TO BE DONE -> Scan the listing below and copy every line holding "keluarga".

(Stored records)
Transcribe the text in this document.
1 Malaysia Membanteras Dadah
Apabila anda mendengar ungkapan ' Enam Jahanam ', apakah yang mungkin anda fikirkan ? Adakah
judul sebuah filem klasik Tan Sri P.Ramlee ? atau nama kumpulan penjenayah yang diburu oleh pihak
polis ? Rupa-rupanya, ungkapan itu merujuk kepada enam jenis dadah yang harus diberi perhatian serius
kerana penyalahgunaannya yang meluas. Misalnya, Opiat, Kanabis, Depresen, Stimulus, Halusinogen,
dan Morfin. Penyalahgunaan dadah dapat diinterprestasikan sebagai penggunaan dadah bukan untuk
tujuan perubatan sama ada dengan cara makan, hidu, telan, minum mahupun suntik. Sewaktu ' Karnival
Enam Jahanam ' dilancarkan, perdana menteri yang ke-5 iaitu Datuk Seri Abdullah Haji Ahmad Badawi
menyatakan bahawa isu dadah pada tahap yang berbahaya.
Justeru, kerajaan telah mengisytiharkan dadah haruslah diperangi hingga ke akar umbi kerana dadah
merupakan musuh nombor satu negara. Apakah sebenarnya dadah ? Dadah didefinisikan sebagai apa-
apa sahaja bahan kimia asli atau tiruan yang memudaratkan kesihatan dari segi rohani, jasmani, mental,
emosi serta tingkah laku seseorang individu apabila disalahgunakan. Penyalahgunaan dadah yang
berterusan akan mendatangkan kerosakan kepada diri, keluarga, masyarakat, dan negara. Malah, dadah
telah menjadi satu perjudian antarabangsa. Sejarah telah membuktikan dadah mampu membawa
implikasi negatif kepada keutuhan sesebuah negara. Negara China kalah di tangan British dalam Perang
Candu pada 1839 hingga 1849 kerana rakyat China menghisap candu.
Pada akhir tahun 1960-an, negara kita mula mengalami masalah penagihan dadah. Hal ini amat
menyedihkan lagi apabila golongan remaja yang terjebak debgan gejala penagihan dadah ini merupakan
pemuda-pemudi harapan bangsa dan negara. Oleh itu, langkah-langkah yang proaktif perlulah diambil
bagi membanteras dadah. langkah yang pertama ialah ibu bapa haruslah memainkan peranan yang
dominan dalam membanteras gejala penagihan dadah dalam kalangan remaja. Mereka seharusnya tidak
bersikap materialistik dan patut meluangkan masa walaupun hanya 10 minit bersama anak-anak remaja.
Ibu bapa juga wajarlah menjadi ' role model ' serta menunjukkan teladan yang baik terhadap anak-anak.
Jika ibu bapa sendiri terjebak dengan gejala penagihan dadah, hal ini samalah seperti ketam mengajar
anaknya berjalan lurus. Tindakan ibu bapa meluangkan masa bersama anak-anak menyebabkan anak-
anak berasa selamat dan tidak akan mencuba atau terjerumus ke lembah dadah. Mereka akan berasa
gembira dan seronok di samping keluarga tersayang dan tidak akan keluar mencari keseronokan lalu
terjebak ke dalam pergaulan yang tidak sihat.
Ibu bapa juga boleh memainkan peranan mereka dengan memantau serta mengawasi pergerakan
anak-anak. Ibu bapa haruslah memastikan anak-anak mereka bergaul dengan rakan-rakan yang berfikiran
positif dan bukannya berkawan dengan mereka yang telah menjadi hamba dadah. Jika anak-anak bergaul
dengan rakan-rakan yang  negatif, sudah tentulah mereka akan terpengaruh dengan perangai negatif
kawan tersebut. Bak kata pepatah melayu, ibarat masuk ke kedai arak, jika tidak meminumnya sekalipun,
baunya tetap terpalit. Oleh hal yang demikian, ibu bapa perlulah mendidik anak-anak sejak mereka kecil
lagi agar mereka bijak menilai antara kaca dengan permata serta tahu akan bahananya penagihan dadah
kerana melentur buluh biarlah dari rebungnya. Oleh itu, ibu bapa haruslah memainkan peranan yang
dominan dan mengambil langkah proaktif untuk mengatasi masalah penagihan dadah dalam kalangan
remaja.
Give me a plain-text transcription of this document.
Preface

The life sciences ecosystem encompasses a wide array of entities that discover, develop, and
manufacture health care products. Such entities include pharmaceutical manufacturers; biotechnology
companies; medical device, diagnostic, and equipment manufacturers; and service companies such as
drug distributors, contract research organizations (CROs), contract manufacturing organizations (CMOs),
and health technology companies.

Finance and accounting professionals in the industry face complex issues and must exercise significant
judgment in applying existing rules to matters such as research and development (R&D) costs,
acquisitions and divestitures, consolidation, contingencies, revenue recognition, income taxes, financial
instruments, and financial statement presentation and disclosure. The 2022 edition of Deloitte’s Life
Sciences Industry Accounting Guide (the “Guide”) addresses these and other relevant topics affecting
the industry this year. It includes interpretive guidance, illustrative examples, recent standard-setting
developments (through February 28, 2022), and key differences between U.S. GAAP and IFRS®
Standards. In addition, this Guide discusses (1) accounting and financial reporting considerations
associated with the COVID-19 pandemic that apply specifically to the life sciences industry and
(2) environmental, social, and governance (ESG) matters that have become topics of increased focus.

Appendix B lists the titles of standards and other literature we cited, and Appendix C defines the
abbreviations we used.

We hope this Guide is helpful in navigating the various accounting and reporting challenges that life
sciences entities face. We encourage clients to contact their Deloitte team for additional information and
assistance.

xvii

THE RESULT ->
berterusan akan mendatangkan kerosakan kepada diri, keluarga, masyarakat, dan negara. Malah, dadah
gembira dan seronok di samping keluarga tersayang dan tidak akan keluar mencari keseronokan lalu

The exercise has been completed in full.